**Information shown**

-- Start --

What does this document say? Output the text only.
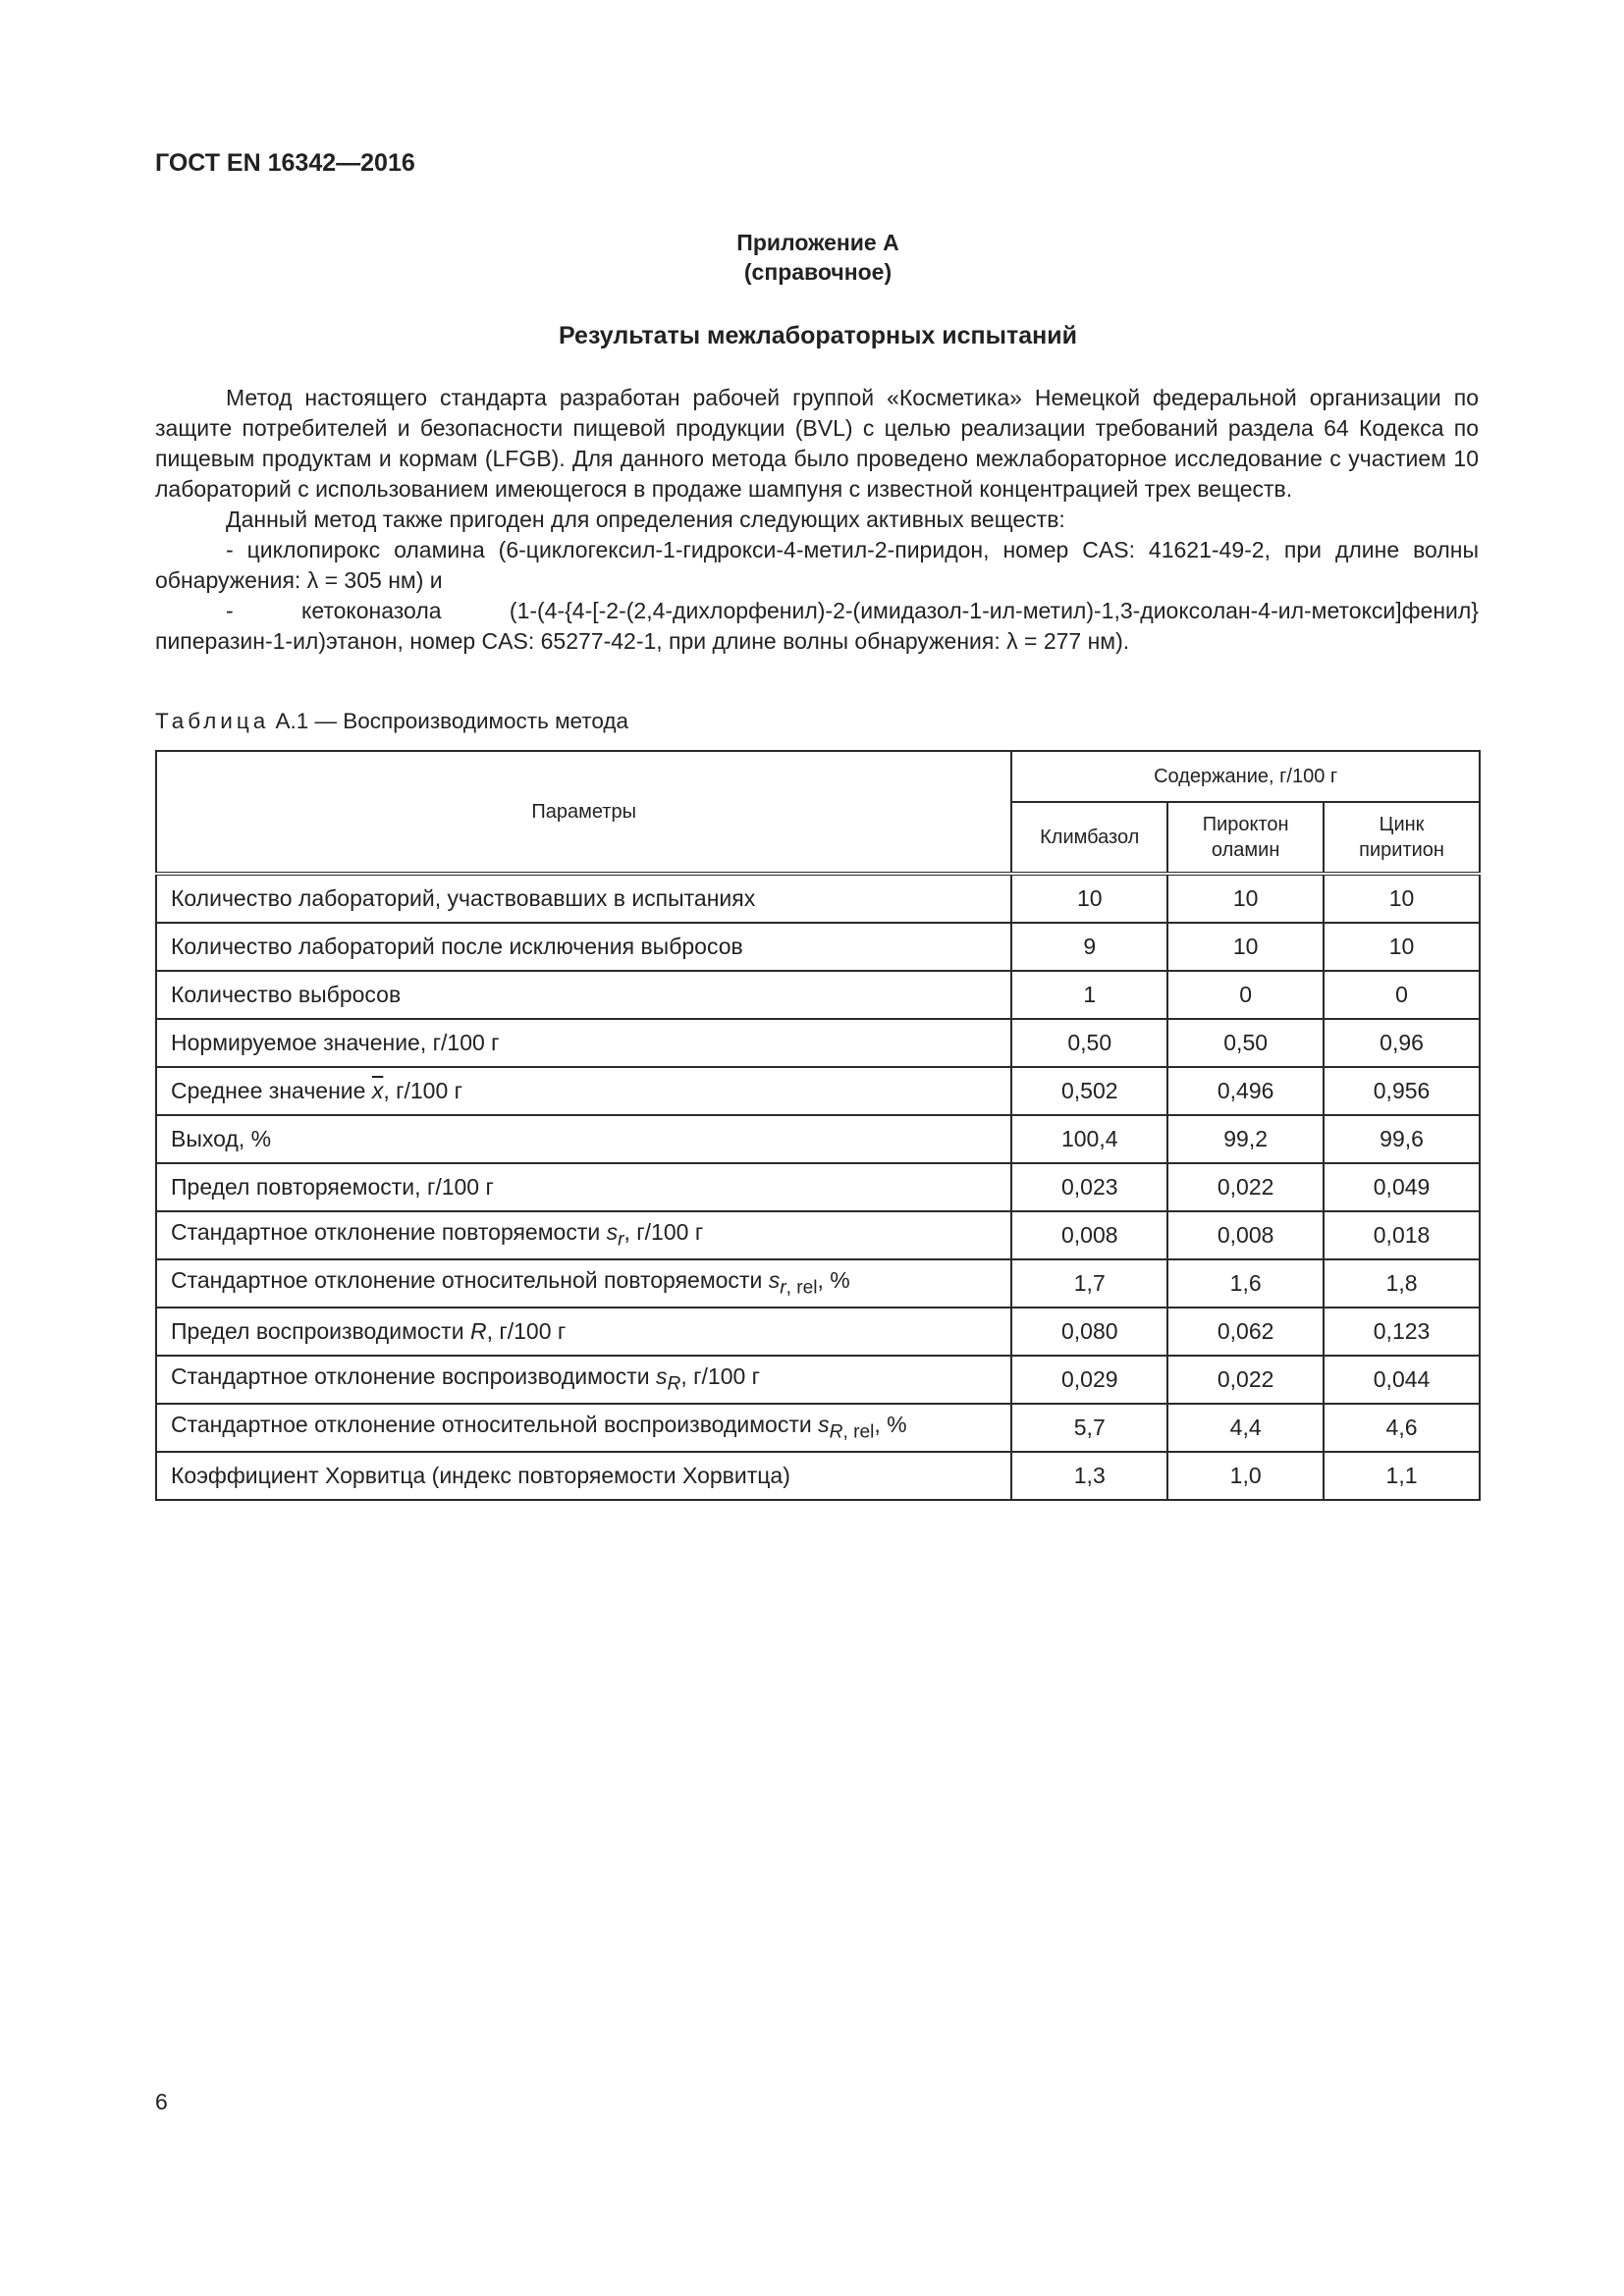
ГОСТ EN 16342—2016
Приложение А
(справочное)
Результаты межлабораторных испытаний

Метод настоящего стандарта разработан рабочей группой «Косметика» Немецкой федеральной организации по защите потребителей и безопасности пищевой продукции (BVL) с целью реализации требований раздела 64 Кодекса по пищевым продуктам и кормам (LFGB). Для данного метода было проведено межлабораторное исследование с участием 10 лабораторий с использованием имеющегося в продаже шампуня с известной концентрацией трех веществ.

Данный метод также пригоден для определения следующих активных веществ:

- циклопирокс оламина (6-циклогексил-1-гидрокси-4-метил-2-пиридон, номер CAS: 41621-49-2, при длине волны обнаружения: λ = 305 нм) и

- кетоконазола (1-(4-{4-[-2-(2,4-дихлорфенил)-2-(имидазол-1-ил-метил)-1,3-диоксолан-4-ил-метокси]фенил} пиперазин-1-ил)этанон, номер CAS: 65277-42-1, при длине волны обнаружения: λ = 277 нм).

Таблица А.1 — Воспроизводимость метода
Параметры	Содержание, г/100 г		
	Климбазол	Пироктон оламин	Цинк пиритион
Количество лабораторий, участвовавших в испытаниях	10	10	10
Количество лабораторий после исключения выбросов	9	10	10
Количество выбросов	1	0	0
Нормируемое значение, г/100 г	0,50	0,50	0,96
Среднее значение $\overline{x}$, г/100 г	0,502	0,496	0,956
Выход, %	100,4	99,2	99,6
Предел повторяемости, г/100 г	0,023	0,022	0,049
Стандартное отклонение повторяемости $s_r$, г/100 г	0,008	0,008	0,018
Стандартное отклонение относительной повторяемости $s_{r, rel}$, %	1,7	1,6	1,8
Предел воспроизводимости R, г/100 г	0,080	0,062	0,123
Стандартное отклонение воспроизводимости $s_R$, г/100 г	0,029	0,022	0,044
Стандартное отклонение относительной воспроизводимости $s_{R, rel}$, %	5,7	4,4	4,6
Коэффициент Хорвитца (индекс повторяемости Хорвитца)	1,3	1,0	1,1
6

-- End --

**Aim of the exercise**
Extract all the data above exactly, excluding every picture.

**Expected output**
What does this document say? Output the text only.
ГОСТ EN 16342—2016
Приложение А
(справочное)
Результаты межлабораторных испытаний

Метод настоящего стандарта разработан рабочей группой «Косметика» Немецкой федеральной организации по защите потребителей и безопасности пищевой продукции (BVL) с целью реализации требований раздела 64 Кодекса по пищевым продуктам и кормам (LFGB). Для данного метода было проведено межлабораторное исследование с участием 10 лабораторий с использованием имеющегося в продаже шампуня с известной концентрацией трех веществ.

Данный метод также пригоден для определения следующих активных веществ:

- циклопирокс оламина (6-циклогексил-1-гидрокси-4-метил-2-пиридон, номер CAS: 41621-49-2, при длине волны обнаружения: λ = 305 нм) и

- кетоконазола (1-(4-{4-[-2-(2,4-дихлорфенил)-2-(имидазол-1-ил-метил)-1,3-диоксолан-4-ил-метокси]фенил} пиперазин-1-ил)этанон, номер CAS: 65277-42-1, при длине волны обнаружения: λ = 277 нм).

Таблица А.1 — Воспроизводимость метода
Параметры	Содержание, г/100 г		
	Климбазол	Пироктон оламин	Цинк пиритион
Количество лабораторий, участвовавших в испытаниях	10	10	10
Количество лабораторий после исключения выбросов	9	10	10
Количество выбросов	1	0	0
Нормируемое значение, г/100 г	0,50	0,50	0,96
Среднее значение $\overline{x}$, г/100 г	0,502	0,496	0,956
Выход, %	100,4	99,2	99,6
Предел повторяемости, г/100 г	0,023	0,022	0,049
Стандартное отклонение повторяемости $s_r$, г/100 г	0,008	0,008	0,018
Стандартное отклонение относительной повторяемости $s_{r, rel}$, %	1,7	1,6	1,8
Предел воспроизводимости R, г/100 г	0,080	0,062	0,123
Стандартное отклонение воспроизводимости $s_R$, г/100 г	0,029	0,022	0,044
Стандартное отклонение относительной воспроизводимости $s_{R, rel}$, %	5,7	4,4	4,6
Коэффициент Хорвитца (индекс повторяемости Хорвитца)	1,3	1,0	1,1
6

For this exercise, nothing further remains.